**WHAT TO DO**
Count every line in the following listing that contains "Donald", then report that count with nothing added.

**EXCERPTED DATA**
_ _ _

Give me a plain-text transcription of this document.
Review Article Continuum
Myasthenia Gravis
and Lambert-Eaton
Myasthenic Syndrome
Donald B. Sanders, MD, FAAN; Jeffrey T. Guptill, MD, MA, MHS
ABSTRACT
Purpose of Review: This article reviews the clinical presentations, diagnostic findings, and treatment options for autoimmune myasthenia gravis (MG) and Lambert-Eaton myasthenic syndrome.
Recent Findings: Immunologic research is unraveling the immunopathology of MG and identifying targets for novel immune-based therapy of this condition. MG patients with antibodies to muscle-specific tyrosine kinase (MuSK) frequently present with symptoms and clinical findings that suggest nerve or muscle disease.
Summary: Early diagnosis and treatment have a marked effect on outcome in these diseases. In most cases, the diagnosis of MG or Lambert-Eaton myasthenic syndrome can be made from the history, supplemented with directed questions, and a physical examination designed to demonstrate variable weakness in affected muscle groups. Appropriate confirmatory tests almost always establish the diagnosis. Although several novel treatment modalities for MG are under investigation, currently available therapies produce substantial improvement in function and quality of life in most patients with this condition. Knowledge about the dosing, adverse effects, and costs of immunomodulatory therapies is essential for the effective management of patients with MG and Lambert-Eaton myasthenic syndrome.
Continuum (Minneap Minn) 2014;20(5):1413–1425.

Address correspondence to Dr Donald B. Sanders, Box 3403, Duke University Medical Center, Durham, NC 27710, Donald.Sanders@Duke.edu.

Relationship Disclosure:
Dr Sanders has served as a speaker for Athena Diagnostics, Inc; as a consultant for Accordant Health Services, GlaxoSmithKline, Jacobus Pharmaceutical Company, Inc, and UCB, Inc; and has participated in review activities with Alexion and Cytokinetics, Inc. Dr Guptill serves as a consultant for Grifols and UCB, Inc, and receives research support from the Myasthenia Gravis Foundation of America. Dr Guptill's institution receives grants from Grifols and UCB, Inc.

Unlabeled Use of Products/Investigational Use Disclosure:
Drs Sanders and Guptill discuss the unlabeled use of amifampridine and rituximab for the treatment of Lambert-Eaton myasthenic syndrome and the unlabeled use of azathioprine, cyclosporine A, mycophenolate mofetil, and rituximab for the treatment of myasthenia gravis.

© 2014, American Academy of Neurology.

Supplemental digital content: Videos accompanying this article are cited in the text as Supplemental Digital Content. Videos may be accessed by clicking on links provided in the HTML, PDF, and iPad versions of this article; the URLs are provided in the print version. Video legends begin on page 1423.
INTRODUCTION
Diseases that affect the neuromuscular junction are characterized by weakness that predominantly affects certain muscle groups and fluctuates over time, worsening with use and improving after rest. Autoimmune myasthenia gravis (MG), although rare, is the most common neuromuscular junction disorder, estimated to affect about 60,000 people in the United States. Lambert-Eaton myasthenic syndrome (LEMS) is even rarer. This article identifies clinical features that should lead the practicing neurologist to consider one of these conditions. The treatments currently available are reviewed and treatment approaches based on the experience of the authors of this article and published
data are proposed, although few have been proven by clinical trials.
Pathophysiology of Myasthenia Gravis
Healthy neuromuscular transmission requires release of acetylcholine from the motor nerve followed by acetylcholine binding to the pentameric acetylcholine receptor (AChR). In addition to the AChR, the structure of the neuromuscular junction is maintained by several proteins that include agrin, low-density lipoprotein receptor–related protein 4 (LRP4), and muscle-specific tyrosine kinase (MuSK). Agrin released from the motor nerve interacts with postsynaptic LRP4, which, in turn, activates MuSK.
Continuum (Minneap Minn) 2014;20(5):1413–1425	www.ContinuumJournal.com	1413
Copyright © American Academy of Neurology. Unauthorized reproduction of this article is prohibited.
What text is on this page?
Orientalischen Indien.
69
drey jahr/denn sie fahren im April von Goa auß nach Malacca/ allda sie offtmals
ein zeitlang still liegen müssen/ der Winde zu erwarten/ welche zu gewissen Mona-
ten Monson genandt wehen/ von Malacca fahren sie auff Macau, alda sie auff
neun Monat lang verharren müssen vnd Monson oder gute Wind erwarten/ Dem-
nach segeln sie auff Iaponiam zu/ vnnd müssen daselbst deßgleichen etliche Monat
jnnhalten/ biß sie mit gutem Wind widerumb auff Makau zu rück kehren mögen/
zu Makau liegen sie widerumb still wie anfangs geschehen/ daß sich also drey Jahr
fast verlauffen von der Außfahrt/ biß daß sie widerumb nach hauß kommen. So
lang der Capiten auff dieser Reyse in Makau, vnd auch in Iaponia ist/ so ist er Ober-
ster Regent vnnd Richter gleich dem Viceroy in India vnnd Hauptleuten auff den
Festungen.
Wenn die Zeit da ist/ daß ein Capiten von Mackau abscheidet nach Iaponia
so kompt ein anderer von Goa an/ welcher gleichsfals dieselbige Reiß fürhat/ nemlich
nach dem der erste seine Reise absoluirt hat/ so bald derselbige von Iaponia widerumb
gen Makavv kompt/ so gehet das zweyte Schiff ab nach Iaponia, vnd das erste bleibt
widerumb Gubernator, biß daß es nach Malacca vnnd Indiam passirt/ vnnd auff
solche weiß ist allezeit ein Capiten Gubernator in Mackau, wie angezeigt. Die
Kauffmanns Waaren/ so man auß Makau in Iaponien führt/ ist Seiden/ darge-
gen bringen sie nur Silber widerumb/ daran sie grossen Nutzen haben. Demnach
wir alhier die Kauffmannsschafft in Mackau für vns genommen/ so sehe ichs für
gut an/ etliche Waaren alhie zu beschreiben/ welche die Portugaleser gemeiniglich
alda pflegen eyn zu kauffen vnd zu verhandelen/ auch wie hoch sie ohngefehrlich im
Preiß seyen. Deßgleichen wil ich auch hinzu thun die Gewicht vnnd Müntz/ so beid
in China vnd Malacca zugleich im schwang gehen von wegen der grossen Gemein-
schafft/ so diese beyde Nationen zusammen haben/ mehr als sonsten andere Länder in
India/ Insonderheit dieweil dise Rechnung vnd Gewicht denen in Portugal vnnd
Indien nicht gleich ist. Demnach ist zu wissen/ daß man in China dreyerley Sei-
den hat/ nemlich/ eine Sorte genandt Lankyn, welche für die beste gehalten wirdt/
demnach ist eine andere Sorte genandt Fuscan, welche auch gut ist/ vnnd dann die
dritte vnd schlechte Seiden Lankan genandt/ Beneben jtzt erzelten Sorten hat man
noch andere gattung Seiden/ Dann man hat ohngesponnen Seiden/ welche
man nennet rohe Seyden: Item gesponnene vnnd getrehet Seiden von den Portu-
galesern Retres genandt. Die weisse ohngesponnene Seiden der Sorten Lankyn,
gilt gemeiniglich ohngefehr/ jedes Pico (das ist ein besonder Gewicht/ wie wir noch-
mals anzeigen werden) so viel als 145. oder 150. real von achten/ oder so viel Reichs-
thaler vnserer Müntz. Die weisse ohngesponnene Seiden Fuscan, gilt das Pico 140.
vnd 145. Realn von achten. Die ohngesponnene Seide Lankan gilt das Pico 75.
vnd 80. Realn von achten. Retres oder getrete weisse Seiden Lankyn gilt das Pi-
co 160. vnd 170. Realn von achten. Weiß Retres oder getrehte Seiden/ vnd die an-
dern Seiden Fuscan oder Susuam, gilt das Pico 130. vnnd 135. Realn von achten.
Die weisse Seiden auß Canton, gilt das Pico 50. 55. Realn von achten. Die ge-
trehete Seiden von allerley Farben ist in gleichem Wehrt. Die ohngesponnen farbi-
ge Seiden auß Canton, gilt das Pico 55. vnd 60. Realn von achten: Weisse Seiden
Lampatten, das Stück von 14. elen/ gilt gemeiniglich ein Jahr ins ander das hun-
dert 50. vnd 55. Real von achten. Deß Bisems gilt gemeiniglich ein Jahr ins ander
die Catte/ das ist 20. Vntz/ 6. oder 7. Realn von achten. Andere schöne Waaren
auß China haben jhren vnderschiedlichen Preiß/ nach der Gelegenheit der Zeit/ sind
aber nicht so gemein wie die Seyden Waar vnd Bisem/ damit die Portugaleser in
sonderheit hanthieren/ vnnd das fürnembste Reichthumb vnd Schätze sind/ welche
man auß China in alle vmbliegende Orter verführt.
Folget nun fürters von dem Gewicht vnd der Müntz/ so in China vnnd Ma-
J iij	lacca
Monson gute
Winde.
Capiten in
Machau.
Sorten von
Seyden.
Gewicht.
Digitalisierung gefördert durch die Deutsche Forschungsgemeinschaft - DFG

_ _ _

**ANSWER FOR THIS EXERCISE**
2